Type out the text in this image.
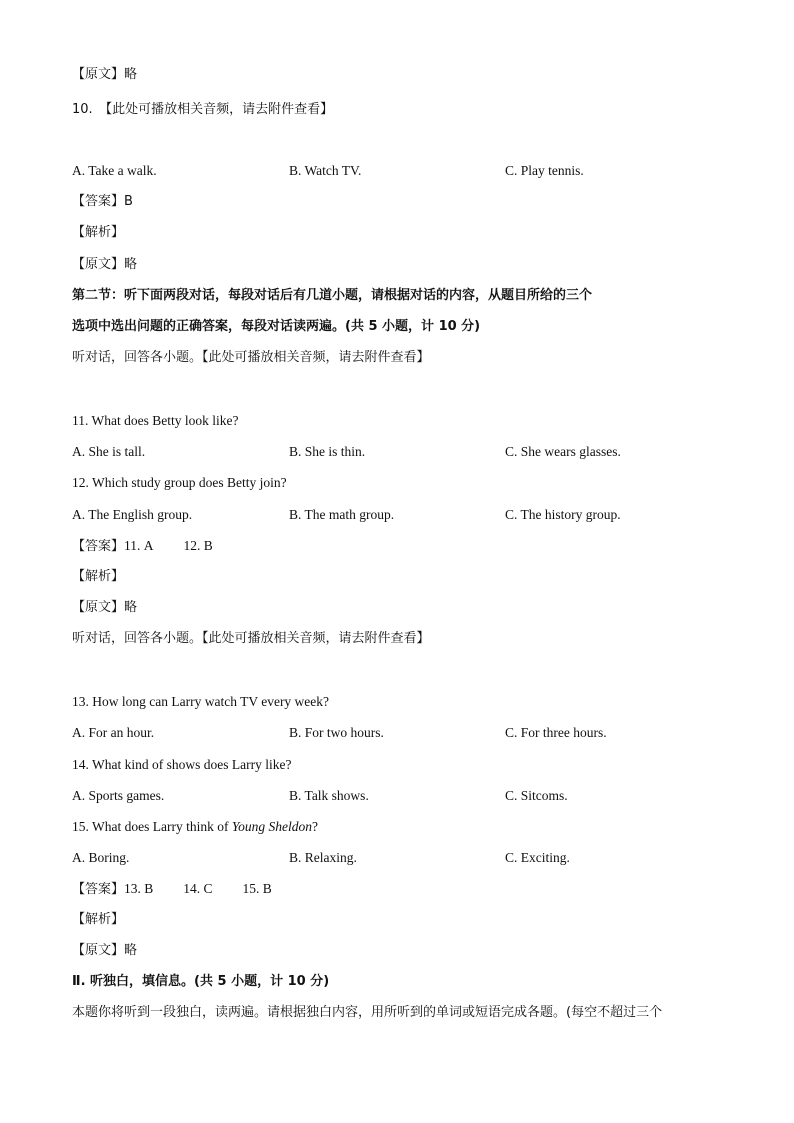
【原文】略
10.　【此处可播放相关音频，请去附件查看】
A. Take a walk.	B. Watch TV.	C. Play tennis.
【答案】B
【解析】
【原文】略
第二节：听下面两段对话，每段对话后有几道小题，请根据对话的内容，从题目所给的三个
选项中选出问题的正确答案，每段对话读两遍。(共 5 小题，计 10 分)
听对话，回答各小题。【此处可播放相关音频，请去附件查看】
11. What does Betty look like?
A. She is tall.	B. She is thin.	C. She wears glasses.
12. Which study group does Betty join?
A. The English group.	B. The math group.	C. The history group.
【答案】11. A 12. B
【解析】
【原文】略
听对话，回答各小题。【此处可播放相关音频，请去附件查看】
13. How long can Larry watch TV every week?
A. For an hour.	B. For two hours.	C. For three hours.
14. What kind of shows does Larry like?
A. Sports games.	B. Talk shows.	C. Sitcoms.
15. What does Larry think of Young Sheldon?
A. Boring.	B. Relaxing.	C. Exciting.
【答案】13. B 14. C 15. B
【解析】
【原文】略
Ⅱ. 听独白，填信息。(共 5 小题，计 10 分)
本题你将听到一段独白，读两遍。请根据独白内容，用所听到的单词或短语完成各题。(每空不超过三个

+++++

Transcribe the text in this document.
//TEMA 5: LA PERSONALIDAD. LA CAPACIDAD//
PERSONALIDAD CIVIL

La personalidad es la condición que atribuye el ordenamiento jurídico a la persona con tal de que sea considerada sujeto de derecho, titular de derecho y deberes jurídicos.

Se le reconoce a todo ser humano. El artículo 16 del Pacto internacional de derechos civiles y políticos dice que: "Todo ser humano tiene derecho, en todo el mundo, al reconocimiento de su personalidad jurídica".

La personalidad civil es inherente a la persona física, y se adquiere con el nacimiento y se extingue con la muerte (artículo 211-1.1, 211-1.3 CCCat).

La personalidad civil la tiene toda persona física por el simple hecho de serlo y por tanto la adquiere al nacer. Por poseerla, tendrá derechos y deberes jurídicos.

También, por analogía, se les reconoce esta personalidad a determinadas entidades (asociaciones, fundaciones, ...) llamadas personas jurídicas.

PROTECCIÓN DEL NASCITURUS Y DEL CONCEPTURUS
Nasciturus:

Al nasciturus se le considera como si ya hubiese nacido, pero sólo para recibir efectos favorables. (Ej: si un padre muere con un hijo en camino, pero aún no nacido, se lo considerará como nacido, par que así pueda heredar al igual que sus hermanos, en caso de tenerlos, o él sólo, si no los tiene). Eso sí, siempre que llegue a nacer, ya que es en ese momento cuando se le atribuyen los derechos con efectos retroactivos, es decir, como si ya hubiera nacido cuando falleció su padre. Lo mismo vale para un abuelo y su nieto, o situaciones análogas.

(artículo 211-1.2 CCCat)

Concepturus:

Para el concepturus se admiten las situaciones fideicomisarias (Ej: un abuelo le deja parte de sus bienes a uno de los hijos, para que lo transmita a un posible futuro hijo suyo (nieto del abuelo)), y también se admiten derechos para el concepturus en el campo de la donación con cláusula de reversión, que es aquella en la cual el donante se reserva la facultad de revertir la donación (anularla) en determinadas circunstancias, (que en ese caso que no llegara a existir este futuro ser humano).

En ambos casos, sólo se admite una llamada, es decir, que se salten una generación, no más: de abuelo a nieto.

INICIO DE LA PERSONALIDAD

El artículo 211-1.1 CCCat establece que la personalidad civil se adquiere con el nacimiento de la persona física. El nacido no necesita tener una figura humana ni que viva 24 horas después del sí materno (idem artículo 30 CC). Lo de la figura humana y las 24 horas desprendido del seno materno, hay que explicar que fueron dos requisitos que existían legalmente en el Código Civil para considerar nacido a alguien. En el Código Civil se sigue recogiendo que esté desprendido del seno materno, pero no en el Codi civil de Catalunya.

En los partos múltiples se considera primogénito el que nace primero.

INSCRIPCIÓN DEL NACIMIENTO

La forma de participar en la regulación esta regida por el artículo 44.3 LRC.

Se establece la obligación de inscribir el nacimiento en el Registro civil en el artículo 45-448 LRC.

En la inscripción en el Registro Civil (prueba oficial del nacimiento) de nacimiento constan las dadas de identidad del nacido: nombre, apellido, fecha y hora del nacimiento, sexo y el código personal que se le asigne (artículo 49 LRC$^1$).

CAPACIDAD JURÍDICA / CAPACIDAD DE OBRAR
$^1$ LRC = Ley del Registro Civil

+++++

Instructions to follow: Find each line holding the word "Larry" and copy it.

Final answer:
13. How long can Larry watch TV every week?
14. What kind of shows does Larry like?
15. What does Larry think of Young Sheldon?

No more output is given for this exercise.